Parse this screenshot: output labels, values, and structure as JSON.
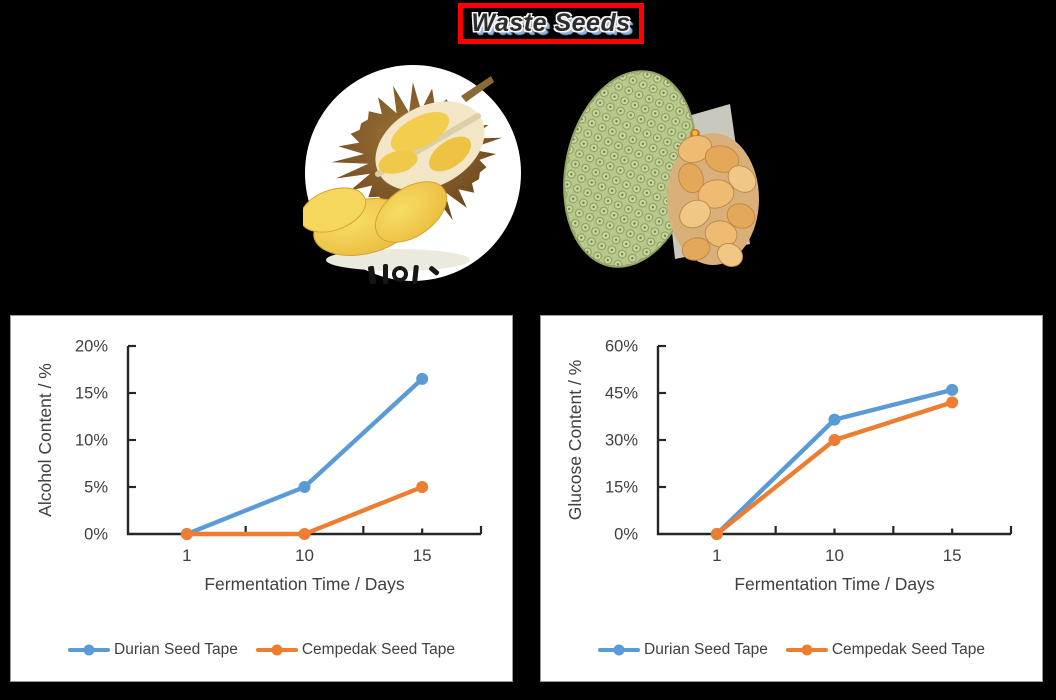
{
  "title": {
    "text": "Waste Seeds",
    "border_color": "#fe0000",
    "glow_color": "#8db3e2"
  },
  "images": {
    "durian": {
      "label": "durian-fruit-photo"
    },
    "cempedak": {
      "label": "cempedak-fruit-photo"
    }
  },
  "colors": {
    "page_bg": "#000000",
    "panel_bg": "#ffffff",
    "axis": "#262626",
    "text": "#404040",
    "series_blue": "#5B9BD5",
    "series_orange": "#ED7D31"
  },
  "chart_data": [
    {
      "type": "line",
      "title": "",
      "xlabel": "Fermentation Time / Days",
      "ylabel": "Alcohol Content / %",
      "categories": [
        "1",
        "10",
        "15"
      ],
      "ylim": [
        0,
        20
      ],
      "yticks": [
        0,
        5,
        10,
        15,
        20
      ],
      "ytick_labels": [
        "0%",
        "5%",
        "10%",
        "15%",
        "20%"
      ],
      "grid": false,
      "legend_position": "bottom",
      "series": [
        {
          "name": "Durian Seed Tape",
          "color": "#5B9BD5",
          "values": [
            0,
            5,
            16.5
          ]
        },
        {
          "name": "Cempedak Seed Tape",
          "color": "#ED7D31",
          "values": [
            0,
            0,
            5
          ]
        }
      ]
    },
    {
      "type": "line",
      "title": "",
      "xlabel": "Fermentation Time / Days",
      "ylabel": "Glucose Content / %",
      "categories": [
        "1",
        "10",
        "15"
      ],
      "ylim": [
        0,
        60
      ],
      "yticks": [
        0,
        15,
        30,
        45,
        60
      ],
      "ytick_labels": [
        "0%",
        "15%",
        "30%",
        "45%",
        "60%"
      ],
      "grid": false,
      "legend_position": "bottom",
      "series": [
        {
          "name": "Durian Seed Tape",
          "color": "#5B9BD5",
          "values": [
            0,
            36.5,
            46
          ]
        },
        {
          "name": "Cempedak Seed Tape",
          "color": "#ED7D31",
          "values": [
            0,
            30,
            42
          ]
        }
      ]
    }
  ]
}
--
PROMPT:
Go through the records and pull out each line that includes the word "fruit".

ANSWER TO THE PROBLEM:
      "label": "durian-fruit-photo"
      "label": "cempedak-fruit-photo"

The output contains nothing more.